• **What you have to do**:
The records are to be restated in their entirety, word for word.

[Extracted data entries]
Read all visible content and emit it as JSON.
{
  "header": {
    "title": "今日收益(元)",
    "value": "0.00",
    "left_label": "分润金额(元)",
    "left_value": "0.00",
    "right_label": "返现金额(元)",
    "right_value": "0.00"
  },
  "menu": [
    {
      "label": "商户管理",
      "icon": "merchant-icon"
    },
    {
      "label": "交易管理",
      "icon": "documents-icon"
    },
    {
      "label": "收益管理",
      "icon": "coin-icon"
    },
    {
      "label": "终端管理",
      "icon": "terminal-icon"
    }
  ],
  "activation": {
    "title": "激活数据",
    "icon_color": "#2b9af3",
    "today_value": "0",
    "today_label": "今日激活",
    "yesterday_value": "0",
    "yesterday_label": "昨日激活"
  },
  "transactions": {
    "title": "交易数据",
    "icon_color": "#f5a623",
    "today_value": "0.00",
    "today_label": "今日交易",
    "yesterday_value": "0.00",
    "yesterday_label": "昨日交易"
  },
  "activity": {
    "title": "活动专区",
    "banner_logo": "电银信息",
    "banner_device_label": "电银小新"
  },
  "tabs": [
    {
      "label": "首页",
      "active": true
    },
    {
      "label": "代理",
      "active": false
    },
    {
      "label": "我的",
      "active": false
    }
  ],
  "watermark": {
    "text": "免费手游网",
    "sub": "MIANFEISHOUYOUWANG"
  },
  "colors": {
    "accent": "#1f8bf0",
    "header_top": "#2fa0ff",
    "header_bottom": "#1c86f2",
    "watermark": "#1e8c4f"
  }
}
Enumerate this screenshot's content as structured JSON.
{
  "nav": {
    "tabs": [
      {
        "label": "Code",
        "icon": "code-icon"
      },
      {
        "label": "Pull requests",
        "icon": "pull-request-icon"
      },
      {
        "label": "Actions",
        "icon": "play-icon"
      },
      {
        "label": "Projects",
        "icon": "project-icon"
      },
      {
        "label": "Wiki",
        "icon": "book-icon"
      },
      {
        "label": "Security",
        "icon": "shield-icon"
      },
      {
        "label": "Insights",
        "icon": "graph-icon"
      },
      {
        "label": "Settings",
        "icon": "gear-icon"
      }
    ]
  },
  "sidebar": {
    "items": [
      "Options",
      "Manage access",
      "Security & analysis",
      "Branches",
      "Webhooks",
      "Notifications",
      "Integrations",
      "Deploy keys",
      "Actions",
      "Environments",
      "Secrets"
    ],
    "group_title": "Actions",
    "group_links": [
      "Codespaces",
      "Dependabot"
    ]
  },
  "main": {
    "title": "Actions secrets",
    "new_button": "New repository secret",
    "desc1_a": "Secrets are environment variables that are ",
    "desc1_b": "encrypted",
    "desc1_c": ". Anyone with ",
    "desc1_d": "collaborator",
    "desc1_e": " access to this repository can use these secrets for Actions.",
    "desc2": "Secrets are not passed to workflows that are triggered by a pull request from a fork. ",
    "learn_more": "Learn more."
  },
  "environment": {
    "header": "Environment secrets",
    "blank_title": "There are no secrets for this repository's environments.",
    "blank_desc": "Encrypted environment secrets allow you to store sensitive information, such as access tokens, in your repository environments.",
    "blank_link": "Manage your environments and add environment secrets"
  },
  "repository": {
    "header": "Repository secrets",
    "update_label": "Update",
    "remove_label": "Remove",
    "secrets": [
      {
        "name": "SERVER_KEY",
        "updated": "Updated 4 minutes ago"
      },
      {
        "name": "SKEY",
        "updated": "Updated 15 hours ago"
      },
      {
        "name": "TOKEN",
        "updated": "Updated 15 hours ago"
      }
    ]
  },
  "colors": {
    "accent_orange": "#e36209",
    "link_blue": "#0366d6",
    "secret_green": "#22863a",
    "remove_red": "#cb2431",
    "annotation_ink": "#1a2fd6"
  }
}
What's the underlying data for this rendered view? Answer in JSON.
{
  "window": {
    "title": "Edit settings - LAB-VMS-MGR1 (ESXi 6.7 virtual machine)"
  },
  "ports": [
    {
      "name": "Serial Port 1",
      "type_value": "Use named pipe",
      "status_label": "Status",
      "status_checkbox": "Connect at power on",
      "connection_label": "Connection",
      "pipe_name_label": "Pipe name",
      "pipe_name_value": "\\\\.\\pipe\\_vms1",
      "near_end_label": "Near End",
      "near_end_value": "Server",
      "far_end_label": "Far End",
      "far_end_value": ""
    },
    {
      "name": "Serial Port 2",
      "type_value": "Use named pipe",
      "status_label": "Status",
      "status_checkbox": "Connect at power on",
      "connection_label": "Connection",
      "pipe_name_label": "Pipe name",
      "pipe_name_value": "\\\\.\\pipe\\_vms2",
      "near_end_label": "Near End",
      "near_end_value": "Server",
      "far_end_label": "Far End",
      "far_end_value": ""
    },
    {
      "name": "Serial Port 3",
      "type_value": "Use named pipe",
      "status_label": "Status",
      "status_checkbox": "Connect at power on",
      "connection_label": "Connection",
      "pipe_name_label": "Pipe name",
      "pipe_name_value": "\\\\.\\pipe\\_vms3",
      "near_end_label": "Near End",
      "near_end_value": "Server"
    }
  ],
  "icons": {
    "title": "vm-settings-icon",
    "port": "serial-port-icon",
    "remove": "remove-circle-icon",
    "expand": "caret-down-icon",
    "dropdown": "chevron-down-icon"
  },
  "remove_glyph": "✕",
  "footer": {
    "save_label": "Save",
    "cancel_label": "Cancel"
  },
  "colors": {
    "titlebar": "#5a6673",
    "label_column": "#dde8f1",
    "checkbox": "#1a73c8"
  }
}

• **Response**:
Read all visible content and emit it as JSON.
{
  "header": {
    "title": "今日收益(元)",
    "value": "0.00",
    "left_label": "分润金额(元)",
    "left_value": "0.00",
    "right_label": "返现金额(元)",
    "right_value": "0.00"
  },
  "menu": [
    {
      "label": "商户管理",
      "icon": "merchant-icon"
    },
    {
      "label": "交易管理",
      "icon": "documents-icon"
    },
    {
      "label": "收益管理",
      "icon": "coin-icon"
    },
    {
      "label": "终端管理",
      "icon": "terminal-icon"
    }
  ],
  "activation": {
    "title": "激活数据",
    "icon_color": "#2b9af3",
    "today_value": "0",
    "today_label": "今日激活",
    "yesterday_value": "0",
    "yesterday_label": "昨日激活"
  },
  "transactions": {
    "title": "交易数据",
    "icon_color": "#f5a623",
    "today_value": "0.00",
    "today_label": "今日交易",
    "yesterday_value": "0.00",
    "yesterday_label": "昨日交易"
  },
  "activity": {
    "title": "活动专区",
    "banner_logo": "电银信息",
    "banner_device_label": "电银小新"
  },
  "tabs": [
    {
      "label": "首页",
      "active": true
    },
    {
      "label": "代理",
      "active": false
    },
    {
      "label": "我的",
      "active": false
    }
  ],
  "watermark": {
    "text": "免费手游网",
    "sub": "MIANFEISHOUYOUWANG"
  },
  "colors": {
    "accent": "#1f8bf0",
    "header_top": "#2fa0ff",
    "header_bottom": "#1c86f2",
    "watermark": "#1e8c4f"
  }
}
Enumerate this screenshot's content as structured JSON.
{
  "nav": {
    "tabs": [
      {
        "label": "Code",
        "icon": "code-icon"
      },
      {
        "label": "Pull requests",
        "icon": "pull-request-icon"
      },
      {
        "label": "Actions",
        "icon": "play-icon"
      },
      {
        "label": "Projects",
        "icon": "project-icon"
      },
      {
        "label": "Wiki",
        "icon": "book-icon"
      },
      {
        "label": "Security",
        "icon": "shield-icon"
      },
      {
        "label": "Insights",
        "icon": "graph-icon"
      },
      {
        "label": "Settings",
        "icon": "gear-icon"
      }
    ]
  },
  "sidebar": {
    "items": [
      "Options",
      "Manage access",
      "Security & analysis",
      "Branches",
      "Webhooks",
      "Notifications",
      "Integrations",
      "Deploy keys",
      "Actions",
      "Environments",
      "Secrets"
    ],
    "group_title": "Actions",
    "group_links": [
      "Codespaces",
      "Dependabot"
    ]
  },
  "main": {
    "title": "Actions secrets",
    "new_button": "New repository secret",
    "desc1_a": "Secrets are environment variables that are ",
    "desc1_b": "encrypted",
    "desc1_c": ". Anyone with ",
    "desc1_d": "collaborator",
    "desc1_e": " access to this repository can use these secrets for Actions.",
    "desc2": "Secrets are not passed to workflows that are triggered by a pull request from a fork. ",
    "learn_more": "Learn more."
  },
  "environment": {
    "header": "Environment secrets",
    "blank_title": "There are no secrets for this repository's environments.",
    "blank_desc": "Encrypted environment secrets allow you to store sensitive information, such as access tokens, in your repository environments.",
    "blank_link": "Manage your environments and add environment secrets"
  },
  "repository": {
    "header": "Repository secrets",
    "update_label": "Update",
    "remove_label": "Remove",
    "secrets": [
      {
        "name": "SERVER_KEY",
        "updated": "Updated 4 minutes ago"
      },
      {
        "name": "SKEY",
        "updated": "Updated 15 hours ago"
      },
      {
        "name": "TOKEN",
        "updated": "Updated 15 hours ago"
      }
    ]
  },
  "colors": {
    "accent_orange": "#e36209",
    "link_blue": "#0366d6",
    "secret_green": "#22863a",
    "remove_red": "#cb2431",
    "annotation_ink": "#1a2fd6"
  }
}
What's the underlying data for this rendered view? Answer in JSON.
{
  "window": {
    "title": "Edit settings - LAB-VMS-MGR1 (ESXi 6.7 virtual machine)"
  },
  "ports": [
    {
      "name": "Serial Port 1",
      "type_value": "Use named pipe",
      "status_label": "Status",
      "status_checkbox": "Connect at power on",
      "connection_label": "Connection",
      "pipe_name_label": "Pipe name",
      "pipe_name_value": "\\\\.\\pipe\\_vms1",
      "near_end_label": "Near End",
      "near_end_value": "Server",
      "far_end_label": "Far End",
      "far_end_value": ""
    },
    {
      "name": "Serial Port 2",
      "type_value": "Use named pipe",
      "status_label": "Status",
      "status_checkbox": "Connect at power on",
      "connection_label": "Connection",
      "pipe_name_label": "Pipe name",
      "pipe_name_value": "\\\\.\\pipe\\_vms2",
      "near_end_label": "Near End",
      "near_end_value": "Server",
      "far_end_label": "Far End",
      "far_end_value": ""
    },
    {
      "name": "Serial Port 3",
      "type_value": "Use named pipe",
      "status_label": "Status",
      "status_checkbox": "Connect at power on",
      "connection_label": "Connection",
      "pipe_name_label": "Pipe name",
      "pipe_name_value": "\\\\.\\pipe\\_vms3",
      "near_end_label": "Near End",
      "near_end_value": "Server"
    }
  ],
  "icons": {
    "title": "vm-settings-icon",
    "port": "serial-port-icon",
    "remove": "remove-circle-icon",
    "expand": "caret-down-icon",
    "dropdown": "chevron-down-icon"
  },
  "remove_glyph": "✕",
  "footer": {
    "save_label": "Save",
    "cancel_label": "Cancel"
  },
  "colors": {
    "titlebar": "#5a6673",
    "label_column": "#dde8f1",
    "checkbox": "#1a73c8"
  }
}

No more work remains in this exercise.